'''
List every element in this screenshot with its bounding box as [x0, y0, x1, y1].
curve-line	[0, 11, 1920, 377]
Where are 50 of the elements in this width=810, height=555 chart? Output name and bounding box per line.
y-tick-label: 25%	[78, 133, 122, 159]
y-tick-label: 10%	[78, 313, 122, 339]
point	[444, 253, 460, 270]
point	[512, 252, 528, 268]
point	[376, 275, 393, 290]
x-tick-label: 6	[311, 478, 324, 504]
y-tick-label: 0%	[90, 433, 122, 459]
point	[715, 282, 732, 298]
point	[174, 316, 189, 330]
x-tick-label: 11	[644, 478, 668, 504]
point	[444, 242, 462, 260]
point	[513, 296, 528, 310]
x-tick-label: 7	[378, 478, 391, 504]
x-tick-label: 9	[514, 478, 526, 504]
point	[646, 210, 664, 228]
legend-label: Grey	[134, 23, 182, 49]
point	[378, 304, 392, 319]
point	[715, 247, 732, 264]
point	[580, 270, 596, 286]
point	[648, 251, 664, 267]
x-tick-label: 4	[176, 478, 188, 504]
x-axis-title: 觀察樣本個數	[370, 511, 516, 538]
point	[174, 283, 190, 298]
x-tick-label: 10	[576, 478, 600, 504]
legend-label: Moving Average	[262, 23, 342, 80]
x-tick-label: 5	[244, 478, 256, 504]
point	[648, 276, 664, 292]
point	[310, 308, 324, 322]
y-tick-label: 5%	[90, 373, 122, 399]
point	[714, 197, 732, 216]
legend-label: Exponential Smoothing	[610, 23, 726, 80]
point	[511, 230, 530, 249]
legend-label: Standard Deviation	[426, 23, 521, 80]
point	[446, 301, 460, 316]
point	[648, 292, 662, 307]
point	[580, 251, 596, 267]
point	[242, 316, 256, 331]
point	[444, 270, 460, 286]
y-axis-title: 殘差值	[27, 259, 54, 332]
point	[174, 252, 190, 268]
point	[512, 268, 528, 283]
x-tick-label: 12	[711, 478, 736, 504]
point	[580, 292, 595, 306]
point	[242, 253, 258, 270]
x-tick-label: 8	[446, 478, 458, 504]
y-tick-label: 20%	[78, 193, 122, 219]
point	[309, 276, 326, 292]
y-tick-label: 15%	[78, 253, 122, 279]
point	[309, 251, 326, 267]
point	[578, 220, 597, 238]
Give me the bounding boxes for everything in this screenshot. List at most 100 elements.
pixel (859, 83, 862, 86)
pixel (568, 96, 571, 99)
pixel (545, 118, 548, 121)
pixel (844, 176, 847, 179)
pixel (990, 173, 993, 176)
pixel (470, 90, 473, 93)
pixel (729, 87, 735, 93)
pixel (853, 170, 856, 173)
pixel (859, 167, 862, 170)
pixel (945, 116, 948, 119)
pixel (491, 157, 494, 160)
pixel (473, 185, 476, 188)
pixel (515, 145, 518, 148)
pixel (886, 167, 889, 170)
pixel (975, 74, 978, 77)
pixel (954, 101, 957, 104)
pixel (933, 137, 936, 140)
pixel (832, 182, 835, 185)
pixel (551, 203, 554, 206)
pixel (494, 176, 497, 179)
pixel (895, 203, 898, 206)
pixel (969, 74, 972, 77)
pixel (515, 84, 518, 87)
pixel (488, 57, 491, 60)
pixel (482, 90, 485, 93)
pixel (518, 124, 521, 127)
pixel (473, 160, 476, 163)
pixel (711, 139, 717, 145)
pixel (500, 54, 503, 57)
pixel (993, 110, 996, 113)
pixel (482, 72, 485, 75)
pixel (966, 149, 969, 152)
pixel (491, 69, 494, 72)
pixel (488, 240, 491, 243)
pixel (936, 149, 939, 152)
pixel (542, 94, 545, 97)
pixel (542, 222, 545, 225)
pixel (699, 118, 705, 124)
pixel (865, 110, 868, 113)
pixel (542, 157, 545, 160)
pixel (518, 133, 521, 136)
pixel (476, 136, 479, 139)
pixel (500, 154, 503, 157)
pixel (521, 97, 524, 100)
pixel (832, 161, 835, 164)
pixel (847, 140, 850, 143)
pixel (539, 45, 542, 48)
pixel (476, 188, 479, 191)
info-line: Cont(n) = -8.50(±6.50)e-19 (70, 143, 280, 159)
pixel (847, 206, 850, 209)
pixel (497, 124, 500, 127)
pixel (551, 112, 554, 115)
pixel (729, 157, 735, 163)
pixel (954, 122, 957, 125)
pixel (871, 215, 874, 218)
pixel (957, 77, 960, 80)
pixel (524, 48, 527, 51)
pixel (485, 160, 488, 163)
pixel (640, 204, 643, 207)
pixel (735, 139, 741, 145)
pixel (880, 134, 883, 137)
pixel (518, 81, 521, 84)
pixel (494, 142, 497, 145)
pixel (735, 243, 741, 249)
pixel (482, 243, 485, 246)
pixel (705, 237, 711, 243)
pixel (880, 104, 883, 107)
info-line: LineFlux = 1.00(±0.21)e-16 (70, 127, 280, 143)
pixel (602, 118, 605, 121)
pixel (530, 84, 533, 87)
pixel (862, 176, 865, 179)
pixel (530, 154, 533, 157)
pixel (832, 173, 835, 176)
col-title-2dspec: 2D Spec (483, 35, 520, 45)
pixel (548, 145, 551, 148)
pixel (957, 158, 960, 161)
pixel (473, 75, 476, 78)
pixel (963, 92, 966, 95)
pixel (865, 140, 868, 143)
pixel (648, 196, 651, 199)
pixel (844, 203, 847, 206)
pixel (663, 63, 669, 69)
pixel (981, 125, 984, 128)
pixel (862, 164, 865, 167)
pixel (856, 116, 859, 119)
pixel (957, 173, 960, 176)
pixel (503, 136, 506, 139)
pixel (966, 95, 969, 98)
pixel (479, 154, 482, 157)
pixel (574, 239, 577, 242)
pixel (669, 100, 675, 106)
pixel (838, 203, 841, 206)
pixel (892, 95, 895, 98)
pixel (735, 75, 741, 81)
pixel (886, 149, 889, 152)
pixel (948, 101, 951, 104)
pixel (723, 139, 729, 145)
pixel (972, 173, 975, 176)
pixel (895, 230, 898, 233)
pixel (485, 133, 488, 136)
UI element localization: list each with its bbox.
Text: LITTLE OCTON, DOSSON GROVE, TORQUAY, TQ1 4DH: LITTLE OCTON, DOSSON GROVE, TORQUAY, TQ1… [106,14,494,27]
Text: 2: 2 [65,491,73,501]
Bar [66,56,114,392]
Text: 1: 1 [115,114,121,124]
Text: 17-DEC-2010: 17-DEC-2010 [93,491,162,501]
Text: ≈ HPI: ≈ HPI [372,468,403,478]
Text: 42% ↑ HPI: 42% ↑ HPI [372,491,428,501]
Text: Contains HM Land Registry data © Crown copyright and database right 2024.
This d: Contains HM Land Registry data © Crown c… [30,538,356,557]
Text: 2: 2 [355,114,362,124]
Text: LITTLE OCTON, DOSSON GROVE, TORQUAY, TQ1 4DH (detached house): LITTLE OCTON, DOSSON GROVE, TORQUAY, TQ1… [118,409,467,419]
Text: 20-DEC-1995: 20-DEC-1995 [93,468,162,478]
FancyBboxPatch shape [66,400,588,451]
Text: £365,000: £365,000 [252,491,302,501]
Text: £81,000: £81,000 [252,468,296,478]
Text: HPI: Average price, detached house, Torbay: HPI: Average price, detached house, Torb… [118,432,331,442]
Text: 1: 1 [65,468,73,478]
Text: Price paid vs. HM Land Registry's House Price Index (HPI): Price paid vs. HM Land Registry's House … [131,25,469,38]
'''
Task description = Turn the data above, from its first line through the line containing "252, 528, 268]", into a numbered list, leaving out any blank lines.

Completed exercise =
1. List every element in this screenshot with its bounding box as [x0, y0, x1, y1].
2. curve-line	[0, 11, 1920, 377]
3. Where are 50 of the elements in this width=810, height=555 chart? Output name and bounding box per line.
4. y-tick-label: 25%	[78, 133, 122, 159]
5. y-tick-label: 10%	[78, 313, 122, 339]
6. point	[444, 253, 460, 270]
7. point	[512, 252, 528, 268]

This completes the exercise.